Task to complete: Please transcribe the lines of the listing between the line holding "label-5: 5: [114, 206, 121, 219]" and the line holding "label-7: 7: [180, 232, 187, 245]", inclusive.

Supplied data:
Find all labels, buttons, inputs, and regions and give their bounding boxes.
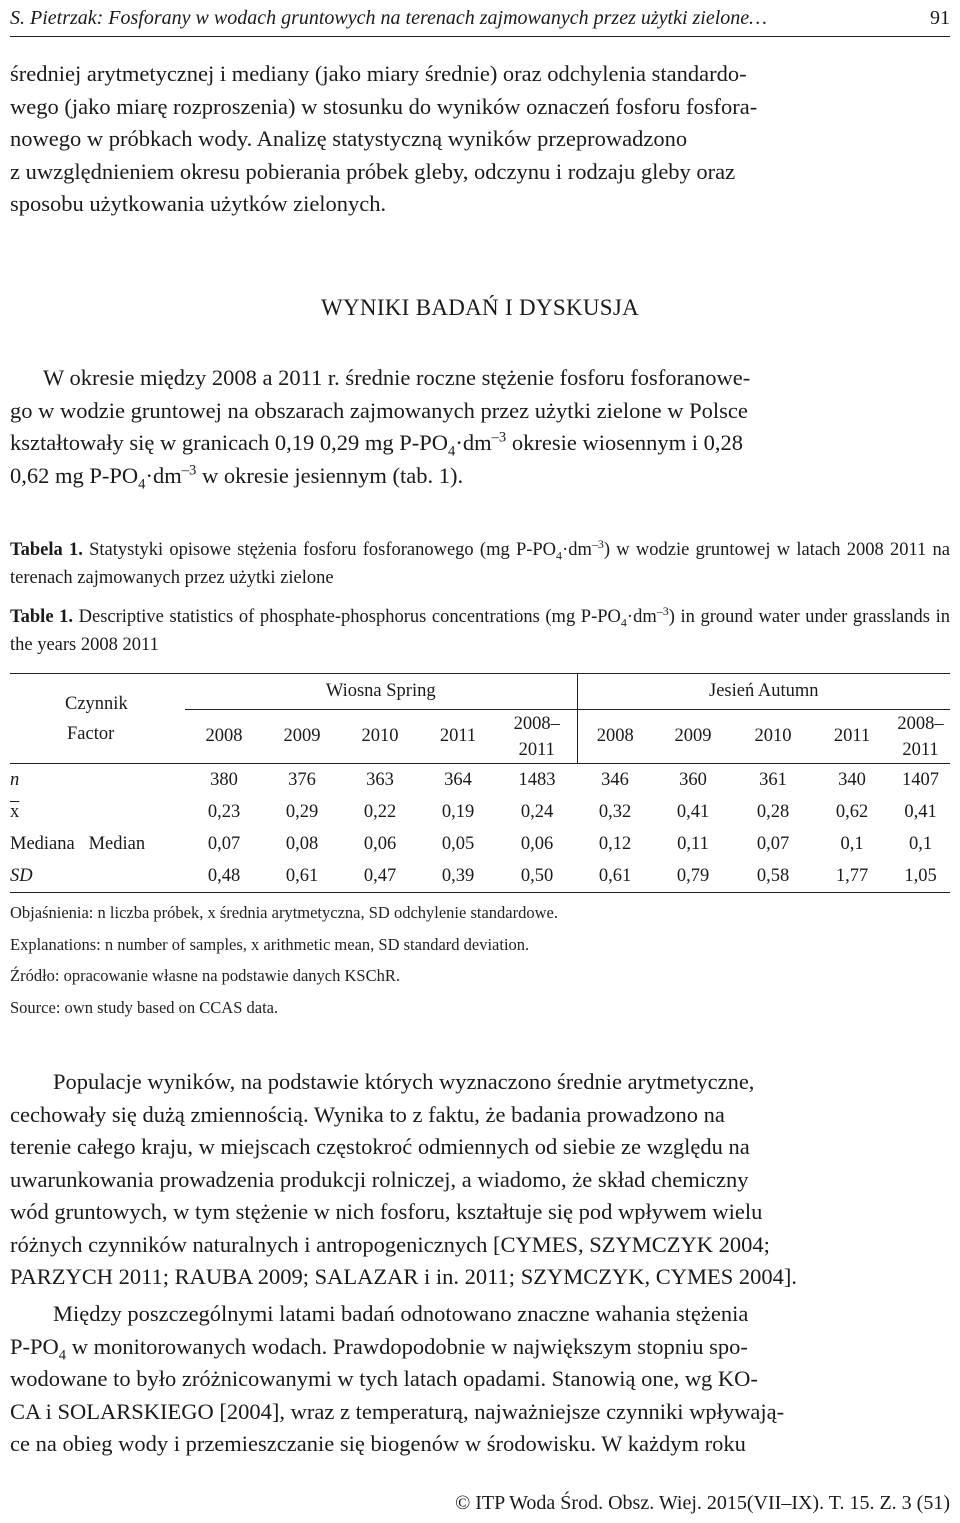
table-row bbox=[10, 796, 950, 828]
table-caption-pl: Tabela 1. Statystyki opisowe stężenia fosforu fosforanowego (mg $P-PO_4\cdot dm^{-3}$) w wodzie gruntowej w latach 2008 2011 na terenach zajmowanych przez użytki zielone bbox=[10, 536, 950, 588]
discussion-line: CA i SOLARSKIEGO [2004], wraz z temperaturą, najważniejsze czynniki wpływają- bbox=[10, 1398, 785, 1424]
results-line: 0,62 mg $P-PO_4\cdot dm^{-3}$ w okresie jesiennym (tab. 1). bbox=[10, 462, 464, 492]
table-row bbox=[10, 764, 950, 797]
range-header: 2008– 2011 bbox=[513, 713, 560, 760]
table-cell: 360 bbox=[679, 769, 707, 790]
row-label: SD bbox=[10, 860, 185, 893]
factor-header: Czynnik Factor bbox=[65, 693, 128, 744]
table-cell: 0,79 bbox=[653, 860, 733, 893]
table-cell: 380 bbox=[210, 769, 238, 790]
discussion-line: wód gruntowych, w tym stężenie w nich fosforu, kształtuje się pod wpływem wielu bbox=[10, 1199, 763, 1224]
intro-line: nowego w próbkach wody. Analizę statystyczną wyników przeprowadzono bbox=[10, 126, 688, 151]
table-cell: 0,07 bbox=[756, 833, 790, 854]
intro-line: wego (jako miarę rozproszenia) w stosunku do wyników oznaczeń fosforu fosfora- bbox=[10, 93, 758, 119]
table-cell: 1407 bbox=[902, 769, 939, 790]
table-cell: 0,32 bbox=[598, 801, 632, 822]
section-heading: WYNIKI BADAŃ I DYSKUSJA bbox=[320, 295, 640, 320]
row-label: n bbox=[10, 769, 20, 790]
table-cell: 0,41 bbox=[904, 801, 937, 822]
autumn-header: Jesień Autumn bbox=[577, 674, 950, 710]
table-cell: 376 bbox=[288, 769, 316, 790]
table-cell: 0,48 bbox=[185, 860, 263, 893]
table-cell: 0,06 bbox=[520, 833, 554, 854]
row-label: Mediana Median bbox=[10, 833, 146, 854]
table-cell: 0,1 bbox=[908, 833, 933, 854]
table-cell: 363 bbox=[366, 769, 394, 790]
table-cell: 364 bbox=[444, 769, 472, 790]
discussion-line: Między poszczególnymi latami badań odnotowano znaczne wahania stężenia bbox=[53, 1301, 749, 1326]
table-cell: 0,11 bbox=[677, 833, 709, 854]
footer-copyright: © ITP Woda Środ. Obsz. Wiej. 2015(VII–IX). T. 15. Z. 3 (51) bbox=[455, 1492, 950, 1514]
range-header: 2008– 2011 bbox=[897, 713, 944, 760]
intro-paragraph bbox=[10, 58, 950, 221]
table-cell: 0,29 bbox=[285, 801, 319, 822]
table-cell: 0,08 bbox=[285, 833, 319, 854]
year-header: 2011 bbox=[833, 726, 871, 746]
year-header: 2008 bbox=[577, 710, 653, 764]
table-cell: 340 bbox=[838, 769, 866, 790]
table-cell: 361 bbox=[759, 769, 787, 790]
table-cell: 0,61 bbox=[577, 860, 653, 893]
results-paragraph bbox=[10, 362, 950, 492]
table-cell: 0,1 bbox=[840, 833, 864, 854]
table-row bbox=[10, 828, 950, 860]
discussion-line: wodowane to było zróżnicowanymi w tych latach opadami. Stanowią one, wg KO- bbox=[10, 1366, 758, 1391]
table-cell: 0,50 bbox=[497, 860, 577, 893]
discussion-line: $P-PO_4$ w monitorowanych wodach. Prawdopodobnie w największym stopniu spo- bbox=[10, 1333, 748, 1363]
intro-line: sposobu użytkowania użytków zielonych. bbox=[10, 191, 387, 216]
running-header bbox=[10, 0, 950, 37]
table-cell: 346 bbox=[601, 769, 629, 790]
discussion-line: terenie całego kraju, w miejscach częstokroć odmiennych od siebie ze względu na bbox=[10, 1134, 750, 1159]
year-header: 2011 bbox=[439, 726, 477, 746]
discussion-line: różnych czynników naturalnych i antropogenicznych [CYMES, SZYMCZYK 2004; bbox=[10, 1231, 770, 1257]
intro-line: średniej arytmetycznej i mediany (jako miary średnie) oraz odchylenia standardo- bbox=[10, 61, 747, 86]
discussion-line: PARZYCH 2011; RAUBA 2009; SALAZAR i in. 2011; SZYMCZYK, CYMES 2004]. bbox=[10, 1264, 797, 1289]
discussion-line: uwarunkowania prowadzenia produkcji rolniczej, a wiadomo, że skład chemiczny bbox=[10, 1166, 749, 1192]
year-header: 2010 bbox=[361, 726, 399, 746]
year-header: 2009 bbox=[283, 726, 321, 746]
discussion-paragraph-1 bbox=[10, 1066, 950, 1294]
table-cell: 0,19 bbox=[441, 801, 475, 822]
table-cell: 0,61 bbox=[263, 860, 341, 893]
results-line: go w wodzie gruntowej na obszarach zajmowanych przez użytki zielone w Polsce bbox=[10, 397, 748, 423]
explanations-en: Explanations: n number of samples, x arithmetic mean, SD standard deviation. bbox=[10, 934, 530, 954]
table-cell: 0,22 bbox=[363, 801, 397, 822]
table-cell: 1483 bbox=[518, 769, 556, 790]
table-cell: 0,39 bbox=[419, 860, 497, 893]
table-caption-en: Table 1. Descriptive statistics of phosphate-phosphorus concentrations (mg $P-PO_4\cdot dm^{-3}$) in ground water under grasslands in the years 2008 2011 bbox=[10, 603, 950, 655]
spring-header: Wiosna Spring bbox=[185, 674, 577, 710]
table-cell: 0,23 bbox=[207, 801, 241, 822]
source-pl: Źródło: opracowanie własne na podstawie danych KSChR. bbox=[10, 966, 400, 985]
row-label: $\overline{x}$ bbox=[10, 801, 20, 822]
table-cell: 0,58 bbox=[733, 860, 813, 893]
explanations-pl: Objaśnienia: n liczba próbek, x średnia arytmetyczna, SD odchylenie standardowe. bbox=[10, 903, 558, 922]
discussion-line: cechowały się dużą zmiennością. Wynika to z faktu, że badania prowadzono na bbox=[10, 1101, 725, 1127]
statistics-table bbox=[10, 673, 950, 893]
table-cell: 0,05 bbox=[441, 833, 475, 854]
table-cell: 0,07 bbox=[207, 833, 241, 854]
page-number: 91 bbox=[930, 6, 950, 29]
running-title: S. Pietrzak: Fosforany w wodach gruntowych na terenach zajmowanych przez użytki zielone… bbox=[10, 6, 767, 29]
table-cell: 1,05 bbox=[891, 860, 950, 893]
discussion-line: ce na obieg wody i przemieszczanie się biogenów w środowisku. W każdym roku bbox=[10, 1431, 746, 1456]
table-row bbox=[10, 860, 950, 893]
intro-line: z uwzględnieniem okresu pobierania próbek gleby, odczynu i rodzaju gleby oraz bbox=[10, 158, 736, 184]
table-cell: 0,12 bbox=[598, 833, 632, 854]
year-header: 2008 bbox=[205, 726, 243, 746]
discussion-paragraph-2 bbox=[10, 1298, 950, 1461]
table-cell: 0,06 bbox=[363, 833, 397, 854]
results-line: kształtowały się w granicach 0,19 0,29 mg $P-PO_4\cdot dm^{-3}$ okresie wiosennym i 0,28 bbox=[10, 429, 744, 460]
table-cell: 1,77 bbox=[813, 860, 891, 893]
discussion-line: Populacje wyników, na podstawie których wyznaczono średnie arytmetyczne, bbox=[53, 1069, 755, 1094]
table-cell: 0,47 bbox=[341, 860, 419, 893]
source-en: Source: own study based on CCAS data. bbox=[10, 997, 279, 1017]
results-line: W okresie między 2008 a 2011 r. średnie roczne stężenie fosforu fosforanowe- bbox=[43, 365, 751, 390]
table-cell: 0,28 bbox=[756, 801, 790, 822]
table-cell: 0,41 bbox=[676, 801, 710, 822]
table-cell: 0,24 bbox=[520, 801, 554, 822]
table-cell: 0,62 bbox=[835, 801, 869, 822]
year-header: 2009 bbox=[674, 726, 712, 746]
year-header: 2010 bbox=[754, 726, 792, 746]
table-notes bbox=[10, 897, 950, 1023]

--

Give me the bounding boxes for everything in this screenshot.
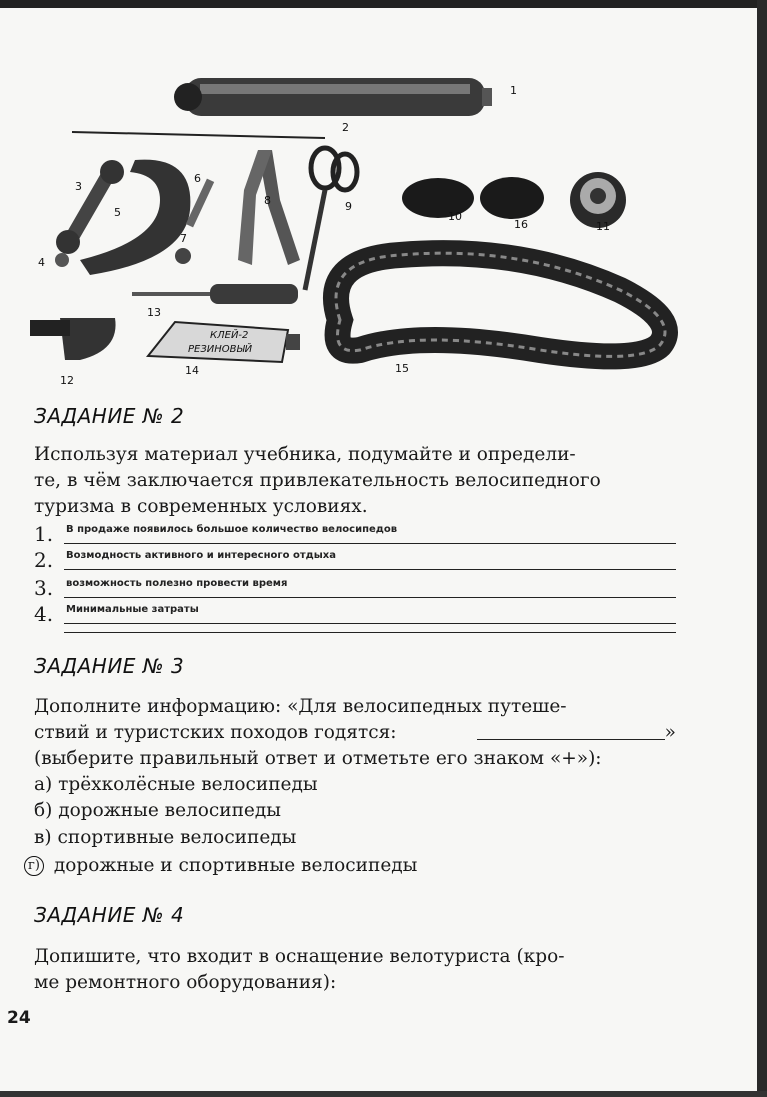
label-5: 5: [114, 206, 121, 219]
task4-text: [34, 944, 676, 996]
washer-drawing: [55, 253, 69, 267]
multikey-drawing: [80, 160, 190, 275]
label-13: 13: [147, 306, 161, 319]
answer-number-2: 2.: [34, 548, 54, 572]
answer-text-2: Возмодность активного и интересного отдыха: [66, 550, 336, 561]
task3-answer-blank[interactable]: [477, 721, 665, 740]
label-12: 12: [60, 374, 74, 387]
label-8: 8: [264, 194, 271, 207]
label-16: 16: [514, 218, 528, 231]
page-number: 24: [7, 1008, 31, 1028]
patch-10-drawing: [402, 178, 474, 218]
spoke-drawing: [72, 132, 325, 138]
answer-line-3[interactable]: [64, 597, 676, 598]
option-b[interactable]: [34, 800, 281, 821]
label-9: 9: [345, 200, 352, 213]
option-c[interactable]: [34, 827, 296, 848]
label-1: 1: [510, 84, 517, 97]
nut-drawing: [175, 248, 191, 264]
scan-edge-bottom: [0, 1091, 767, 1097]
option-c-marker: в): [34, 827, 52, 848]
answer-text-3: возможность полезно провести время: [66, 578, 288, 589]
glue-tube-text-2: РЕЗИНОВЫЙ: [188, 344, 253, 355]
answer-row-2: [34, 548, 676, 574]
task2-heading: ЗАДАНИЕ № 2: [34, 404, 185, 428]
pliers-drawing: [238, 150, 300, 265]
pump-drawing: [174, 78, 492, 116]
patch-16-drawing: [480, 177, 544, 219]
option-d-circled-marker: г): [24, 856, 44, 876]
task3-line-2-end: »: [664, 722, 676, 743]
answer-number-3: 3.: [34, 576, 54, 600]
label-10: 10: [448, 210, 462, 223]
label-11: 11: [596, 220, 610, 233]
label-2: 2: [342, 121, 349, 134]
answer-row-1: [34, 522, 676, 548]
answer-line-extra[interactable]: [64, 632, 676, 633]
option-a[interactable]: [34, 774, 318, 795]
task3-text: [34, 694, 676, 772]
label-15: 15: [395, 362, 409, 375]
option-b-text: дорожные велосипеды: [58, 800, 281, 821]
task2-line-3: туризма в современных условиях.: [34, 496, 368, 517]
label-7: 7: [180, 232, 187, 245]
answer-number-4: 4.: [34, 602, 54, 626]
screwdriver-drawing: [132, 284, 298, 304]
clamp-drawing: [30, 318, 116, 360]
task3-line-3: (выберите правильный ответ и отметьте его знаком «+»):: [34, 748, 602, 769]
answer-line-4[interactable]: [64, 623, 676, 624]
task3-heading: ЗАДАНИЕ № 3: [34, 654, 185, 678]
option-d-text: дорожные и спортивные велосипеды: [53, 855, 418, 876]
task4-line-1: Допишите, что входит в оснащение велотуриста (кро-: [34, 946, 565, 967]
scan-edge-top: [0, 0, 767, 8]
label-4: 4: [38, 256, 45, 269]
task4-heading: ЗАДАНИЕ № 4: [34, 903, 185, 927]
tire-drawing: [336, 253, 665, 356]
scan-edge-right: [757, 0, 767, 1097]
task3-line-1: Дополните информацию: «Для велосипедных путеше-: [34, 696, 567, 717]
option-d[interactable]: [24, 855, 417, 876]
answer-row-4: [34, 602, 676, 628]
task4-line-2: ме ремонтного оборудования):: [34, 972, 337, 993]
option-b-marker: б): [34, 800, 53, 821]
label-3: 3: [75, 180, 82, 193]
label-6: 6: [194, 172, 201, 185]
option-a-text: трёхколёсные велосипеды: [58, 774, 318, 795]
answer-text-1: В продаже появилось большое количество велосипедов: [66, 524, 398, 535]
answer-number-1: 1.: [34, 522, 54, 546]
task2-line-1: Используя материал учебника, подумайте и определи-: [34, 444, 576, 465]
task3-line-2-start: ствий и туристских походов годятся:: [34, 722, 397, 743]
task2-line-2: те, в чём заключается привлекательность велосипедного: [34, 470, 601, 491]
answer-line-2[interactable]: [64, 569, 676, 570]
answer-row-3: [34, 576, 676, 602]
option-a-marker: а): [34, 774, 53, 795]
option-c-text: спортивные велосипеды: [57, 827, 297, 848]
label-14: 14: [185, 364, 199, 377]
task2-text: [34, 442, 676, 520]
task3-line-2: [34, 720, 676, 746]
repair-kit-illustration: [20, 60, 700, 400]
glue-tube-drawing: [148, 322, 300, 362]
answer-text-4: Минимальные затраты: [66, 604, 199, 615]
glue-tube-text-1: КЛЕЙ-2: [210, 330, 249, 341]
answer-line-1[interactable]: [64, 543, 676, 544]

Completed exercise:
label-5: 5: [114, 206, 121, 219]
task4-text: [34, 944, 676, 996]
washer-drawing: [55, 253, 69, 267]
multikey-drawing: [80, 160, 190, 275]
label-13: 13: [147, 306, 161, 319]
answer-number-2: 2.: [34, 548, 54, 572]
answer-text-2: Возмодность активного и интересного отдыха: [66, 550, 336, 561]
task3-answer-blank[interactable]: [477, 721, 665, 740]
label-12: 12: [60, 374, 74, 387]
label-8: 8: [264, 194, 271, 207]
label-16: 16: [514, 218, 528, 231]
page-number: 24: [7, 1008, 31, 1028]
patch-10-drawing: [402, 178, 474, 218]
spoke-drawing: [72, 132, 325, 138]
answer-line-3[interactable]: [64, 597, 676, 598]
option-b[interactable]: [34, 800, 281, 821]
label-9: 9: [345, 200, 352, 213]
option-c[interactable]: [34, 827, 296, 848]
label-1: 1: [510, 84, 517, 97]
nut-drawing: [175, 248, 191, 264]
scan-edge-bottom: [0, 1091, 767, 1097]
option-c-marker: в): [34, 827, 52, 848]
answer-text-3: возможность полезно провести время: [66, 578, 288, 589]
glue-tube-text-2: РЕЗИНОВЫЙ: [188, 344, 253, 355]
answer-row-2: [34, 548, 676, 574]
task2-heading: ЗАДАНИЕ № 2: [34, 404, 185, 428]
pliers-drawing: [238, 150, 300, 265]
pump-drawing: [174, 78, 492, 116]
patch-16-drawing: [480, 177, 544, 219]
option-d-circled-marker: г): [24, 856, 44, 876]
task3-line-2-end: »: [664, 722, 676, 743]
answer-number-3: 3.: [34, 576, 54, 600]
label-10: 10: [448, 210, 462, 223]
label-11: 11: [596, 220, 610, 233]
label-2: 2: [342, 121, 349, 134]
answer-row-1: [34, 522, 676, 548]
answer-line-extra[interactable]: [64, 632, 676, 633]
option-a[interactable]: [34, 774, 318, 795]
task3-text: [34, 694, 676, 772]
label-15: 15: [395, 362, 409, 375]
option-b-text: дорожные велосипеды: [58, 800, 281, 821]
task2-line-3: туризма в современных условиях.: [34, 496, 368, 517]
label-7: 7: [180, 232, 187, 245]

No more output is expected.